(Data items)
## BEGIN
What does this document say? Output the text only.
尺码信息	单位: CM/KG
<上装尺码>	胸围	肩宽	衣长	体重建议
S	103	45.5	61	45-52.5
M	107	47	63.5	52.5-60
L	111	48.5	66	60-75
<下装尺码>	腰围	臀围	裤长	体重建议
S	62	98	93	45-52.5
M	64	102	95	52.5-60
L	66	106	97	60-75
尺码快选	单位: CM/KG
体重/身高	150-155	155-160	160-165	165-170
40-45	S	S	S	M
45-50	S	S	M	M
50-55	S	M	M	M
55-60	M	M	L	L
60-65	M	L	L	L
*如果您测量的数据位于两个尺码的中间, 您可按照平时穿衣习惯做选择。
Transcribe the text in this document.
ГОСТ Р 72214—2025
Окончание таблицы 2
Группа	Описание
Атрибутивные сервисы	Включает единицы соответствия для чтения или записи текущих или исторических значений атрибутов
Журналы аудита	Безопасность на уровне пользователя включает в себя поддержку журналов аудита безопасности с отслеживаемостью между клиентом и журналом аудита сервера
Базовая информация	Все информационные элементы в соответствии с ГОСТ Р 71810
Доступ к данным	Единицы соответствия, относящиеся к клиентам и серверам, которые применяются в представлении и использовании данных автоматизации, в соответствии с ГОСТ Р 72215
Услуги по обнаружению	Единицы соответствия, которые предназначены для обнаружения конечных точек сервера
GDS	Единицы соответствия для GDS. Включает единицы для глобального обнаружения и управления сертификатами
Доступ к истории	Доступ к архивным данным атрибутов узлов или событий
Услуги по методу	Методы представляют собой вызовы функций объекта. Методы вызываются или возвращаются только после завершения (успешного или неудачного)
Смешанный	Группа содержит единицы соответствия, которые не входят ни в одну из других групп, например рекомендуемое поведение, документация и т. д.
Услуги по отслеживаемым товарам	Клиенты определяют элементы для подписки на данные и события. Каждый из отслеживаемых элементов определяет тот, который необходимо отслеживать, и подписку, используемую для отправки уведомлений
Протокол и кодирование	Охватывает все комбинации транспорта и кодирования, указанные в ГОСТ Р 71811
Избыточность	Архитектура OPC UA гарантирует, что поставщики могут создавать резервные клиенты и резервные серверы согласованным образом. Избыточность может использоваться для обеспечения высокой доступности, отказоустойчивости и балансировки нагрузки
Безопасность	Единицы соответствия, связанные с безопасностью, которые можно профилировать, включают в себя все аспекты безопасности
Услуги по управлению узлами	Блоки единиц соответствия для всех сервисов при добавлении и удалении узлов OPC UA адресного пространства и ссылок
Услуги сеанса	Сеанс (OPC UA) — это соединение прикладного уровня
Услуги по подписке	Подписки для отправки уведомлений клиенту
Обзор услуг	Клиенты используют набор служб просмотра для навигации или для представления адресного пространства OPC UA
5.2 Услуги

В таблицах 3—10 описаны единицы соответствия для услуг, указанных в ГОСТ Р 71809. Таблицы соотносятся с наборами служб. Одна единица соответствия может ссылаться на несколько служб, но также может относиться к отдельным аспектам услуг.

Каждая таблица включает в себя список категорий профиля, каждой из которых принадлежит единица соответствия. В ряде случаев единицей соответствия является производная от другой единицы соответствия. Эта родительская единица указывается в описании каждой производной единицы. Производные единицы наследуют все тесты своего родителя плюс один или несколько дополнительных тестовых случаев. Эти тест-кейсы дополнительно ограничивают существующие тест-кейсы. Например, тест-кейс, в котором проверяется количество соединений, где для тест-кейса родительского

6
## END
> **What this task involves**
Reply with one number only: how many lines of the listing hold "атрибутов"?

> **Output of the task**
2